DATASET
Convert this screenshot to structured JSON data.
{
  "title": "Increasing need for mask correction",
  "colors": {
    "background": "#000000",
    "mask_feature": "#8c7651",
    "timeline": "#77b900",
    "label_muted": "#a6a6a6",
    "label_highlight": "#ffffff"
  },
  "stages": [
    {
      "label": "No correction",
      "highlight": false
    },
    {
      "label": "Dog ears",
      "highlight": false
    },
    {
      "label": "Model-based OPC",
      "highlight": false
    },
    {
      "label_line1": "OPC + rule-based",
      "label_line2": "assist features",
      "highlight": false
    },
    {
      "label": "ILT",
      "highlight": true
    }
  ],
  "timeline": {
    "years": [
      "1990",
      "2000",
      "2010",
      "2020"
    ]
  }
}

GIVEN PROBLEM
Transcribe the records above exactly as they appear.

ANSWER TO THIS TASK
Convert this screenshot to structured JSON data.
{
  "title": "Increasing need for mask correction",
  "colors": {
    "background": "#000000",
    "mask_feature": "#8c7651",
    "timeline": "#77b900",
    "label_muted": "#a6a6a6",
    "label_highlight": "#ffffff"
  },
  "stages": [
    {
      "label": "No correction",
      "highlight": false
    },
    {
      "label": "Dog ears",
      "highlight": false
    },
    {
      "label": "Model-based OPC",
      "highlight": false
    },
    {
      "label_line1": "OPC + rule-based",
      "label_line2": "assist features",
      "highlight": false
    },
    {
      "label": "ILT",
      "highlight": true
    }
  ],
  "timeline": {
    "years": [
      "1990",
      "2000",
      "2010",
      "2020"
    ]
  }
}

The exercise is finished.